• The input:
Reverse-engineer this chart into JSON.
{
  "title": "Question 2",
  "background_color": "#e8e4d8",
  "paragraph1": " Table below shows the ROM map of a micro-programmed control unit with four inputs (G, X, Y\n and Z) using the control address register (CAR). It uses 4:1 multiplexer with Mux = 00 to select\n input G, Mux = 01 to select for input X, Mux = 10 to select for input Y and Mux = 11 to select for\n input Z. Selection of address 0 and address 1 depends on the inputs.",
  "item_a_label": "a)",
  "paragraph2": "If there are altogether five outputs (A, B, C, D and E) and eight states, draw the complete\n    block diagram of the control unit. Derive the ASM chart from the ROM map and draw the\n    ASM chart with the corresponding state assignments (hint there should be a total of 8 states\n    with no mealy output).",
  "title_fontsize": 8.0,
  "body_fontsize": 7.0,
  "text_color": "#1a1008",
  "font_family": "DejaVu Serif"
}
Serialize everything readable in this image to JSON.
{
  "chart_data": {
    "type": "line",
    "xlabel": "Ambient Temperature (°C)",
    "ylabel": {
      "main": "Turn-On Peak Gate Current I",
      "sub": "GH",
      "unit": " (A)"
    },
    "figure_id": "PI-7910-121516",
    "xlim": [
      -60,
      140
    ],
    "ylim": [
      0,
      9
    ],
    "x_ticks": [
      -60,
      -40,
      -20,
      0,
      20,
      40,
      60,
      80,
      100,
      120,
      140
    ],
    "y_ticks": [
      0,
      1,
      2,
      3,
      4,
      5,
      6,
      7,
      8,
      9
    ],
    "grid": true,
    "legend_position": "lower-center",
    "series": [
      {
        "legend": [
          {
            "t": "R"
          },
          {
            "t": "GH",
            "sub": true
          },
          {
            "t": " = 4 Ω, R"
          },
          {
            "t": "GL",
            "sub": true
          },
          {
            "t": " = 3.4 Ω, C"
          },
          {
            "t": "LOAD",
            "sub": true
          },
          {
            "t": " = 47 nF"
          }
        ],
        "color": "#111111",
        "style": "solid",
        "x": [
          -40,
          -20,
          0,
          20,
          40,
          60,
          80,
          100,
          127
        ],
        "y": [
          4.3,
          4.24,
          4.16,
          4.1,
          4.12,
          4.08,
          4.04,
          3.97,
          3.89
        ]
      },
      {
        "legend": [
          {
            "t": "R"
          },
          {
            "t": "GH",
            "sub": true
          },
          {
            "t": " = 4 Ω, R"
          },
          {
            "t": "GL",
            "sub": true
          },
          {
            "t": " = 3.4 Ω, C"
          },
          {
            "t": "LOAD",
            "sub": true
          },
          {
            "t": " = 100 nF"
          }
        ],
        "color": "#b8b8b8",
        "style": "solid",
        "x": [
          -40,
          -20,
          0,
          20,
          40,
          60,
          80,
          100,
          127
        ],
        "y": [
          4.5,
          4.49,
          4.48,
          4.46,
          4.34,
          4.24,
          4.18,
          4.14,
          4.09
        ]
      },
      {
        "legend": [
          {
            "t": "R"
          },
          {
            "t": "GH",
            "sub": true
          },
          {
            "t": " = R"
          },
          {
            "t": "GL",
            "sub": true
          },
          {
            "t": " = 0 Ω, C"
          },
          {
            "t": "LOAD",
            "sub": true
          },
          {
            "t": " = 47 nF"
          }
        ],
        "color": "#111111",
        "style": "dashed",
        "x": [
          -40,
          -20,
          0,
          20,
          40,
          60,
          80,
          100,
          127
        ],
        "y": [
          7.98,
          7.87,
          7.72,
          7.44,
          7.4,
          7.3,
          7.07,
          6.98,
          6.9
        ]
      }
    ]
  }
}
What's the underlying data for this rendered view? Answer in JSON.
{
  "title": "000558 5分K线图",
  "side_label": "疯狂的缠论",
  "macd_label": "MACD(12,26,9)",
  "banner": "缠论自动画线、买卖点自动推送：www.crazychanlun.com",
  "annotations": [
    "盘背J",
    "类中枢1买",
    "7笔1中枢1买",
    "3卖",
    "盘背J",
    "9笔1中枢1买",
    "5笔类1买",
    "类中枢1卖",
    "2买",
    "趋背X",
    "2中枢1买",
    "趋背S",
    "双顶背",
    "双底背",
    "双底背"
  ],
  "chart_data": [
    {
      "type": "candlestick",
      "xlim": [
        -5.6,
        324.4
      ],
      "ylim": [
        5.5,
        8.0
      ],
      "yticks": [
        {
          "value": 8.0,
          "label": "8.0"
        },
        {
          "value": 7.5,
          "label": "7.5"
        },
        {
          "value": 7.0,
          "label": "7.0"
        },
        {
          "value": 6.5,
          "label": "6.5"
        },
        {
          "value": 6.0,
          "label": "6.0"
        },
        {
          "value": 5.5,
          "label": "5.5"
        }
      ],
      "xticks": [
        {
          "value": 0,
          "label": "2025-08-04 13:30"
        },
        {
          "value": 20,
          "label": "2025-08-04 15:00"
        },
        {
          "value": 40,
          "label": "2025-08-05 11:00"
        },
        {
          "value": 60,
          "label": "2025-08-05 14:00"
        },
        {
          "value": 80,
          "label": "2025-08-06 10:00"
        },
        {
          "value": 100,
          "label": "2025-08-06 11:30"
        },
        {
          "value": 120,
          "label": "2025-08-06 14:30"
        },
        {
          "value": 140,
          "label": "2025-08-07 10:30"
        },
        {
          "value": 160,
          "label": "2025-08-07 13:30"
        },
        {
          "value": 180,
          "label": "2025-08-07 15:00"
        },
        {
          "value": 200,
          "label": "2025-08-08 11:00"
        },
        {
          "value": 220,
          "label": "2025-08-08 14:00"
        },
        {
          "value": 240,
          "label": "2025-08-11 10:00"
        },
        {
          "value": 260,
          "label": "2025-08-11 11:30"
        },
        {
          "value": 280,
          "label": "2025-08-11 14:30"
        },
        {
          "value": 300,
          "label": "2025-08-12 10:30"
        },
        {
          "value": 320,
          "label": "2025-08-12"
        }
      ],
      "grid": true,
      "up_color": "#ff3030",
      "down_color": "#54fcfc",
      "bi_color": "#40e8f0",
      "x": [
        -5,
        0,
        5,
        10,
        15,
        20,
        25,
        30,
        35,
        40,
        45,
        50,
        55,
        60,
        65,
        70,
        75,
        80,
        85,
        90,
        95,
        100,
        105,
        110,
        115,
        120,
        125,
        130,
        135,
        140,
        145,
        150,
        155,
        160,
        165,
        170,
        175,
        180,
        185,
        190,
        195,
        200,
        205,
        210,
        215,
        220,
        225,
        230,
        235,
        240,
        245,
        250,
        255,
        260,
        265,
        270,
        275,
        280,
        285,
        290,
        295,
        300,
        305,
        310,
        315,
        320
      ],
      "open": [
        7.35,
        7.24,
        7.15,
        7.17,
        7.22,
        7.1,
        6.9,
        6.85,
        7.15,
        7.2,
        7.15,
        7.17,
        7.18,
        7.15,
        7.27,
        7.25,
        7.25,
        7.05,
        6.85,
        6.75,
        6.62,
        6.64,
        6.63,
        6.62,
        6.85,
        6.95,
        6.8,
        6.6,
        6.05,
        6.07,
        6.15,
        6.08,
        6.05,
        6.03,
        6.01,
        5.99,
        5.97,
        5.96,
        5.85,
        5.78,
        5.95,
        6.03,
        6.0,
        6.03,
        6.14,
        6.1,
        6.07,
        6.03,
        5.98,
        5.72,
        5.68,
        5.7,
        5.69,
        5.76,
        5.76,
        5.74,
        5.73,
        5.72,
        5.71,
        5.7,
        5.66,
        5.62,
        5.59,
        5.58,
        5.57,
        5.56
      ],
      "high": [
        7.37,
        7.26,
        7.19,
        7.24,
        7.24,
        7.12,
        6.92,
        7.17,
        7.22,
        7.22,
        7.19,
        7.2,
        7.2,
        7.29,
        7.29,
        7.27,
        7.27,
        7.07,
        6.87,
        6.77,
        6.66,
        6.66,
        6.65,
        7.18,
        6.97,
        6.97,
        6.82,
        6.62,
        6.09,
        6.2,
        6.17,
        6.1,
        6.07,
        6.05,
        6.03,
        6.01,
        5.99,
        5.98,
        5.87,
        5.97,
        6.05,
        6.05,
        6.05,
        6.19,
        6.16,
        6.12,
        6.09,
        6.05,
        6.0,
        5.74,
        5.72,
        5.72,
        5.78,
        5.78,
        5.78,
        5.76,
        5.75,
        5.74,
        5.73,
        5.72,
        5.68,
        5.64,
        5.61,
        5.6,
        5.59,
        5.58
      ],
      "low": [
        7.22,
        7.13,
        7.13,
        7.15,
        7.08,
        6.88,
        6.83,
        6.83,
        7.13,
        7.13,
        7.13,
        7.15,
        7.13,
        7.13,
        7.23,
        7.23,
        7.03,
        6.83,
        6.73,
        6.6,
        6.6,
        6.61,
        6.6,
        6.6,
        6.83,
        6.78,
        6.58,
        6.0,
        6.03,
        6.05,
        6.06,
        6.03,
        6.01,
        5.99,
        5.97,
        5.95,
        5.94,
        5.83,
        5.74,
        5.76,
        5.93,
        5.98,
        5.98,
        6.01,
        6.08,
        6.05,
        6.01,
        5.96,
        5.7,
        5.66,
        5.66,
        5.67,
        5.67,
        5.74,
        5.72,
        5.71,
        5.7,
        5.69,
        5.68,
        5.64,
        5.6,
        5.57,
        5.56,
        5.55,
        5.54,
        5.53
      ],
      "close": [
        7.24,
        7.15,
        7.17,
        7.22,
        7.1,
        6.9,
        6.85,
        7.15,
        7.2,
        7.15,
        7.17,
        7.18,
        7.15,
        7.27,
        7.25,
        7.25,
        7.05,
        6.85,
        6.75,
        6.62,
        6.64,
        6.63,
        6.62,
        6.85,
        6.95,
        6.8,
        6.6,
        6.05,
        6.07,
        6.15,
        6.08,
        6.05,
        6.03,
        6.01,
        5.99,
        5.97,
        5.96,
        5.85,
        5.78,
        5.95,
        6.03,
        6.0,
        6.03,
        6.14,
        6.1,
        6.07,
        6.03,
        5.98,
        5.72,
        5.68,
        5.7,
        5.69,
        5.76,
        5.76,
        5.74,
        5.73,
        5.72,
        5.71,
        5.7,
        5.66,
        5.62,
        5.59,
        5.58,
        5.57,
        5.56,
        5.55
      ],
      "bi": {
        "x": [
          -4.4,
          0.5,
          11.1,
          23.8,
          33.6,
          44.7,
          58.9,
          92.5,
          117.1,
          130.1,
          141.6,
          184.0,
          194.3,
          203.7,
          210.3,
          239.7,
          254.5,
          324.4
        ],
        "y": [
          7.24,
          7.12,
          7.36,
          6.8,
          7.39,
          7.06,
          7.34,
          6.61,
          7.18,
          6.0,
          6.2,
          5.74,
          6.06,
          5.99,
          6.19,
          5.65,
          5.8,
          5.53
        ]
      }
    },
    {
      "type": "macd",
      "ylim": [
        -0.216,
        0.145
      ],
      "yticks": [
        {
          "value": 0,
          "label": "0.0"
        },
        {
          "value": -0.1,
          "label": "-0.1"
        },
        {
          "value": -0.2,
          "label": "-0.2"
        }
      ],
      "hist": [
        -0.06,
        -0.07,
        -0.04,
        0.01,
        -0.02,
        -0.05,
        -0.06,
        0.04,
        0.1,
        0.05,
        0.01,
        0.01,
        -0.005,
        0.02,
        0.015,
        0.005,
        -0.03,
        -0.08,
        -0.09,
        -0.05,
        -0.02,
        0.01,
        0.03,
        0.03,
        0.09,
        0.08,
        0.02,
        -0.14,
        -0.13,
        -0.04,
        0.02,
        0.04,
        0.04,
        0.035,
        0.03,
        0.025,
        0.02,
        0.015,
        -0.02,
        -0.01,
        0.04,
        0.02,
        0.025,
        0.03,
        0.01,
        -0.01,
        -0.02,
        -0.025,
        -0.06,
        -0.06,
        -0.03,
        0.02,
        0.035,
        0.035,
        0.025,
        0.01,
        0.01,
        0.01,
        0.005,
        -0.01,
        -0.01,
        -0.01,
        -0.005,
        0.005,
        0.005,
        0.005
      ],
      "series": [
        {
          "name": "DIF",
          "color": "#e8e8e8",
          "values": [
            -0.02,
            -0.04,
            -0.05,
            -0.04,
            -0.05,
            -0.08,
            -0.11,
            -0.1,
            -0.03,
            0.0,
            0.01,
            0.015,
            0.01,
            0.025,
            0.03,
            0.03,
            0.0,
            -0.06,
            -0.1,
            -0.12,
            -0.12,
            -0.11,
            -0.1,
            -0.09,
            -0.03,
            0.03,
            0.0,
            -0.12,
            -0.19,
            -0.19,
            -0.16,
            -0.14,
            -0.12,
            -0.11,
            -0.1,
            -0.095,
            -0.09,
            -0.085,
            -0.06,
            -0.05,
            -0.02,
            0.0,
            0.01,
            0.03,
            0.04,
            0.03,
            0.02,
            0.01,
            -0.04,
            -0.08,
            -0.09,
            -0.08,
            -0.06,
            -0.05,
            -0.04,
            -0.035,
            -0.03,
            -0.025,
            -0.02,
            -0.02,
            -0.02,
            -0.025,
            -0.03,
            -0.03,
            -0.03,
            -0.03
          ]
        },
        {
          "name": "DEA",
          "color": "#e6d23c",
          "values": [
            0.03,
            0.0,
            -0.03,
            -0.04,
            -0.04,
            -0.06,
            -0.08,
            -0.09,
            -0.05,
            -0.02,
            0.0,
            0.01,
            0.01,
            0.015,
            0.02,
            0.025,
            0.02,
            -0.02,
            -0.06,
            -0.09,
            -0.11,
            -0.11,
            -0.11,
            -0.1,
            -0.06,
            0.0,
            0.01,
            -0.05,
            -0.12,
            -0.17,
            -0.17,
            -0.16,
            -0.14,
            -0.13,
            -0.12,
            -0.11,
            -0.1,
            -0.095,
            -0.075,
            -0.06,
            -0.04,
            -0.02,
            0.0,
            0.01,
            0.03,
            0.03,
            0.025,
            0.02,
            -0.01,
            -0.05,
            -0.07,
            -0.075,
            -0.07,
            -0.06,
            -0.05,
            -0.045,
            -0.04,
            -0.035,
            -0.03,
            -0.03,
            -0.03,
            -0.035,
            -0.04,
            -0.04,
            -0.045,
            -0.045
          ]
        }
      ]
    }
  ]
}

• Instructions to follow: Copy every single line of the material above that holds "this".

• Solved problem:
Reverse-engineer this chart into JSON.
Serialize everything readable in this image to JSON.
What's the underlying data for this rendered view? Answer in JSON.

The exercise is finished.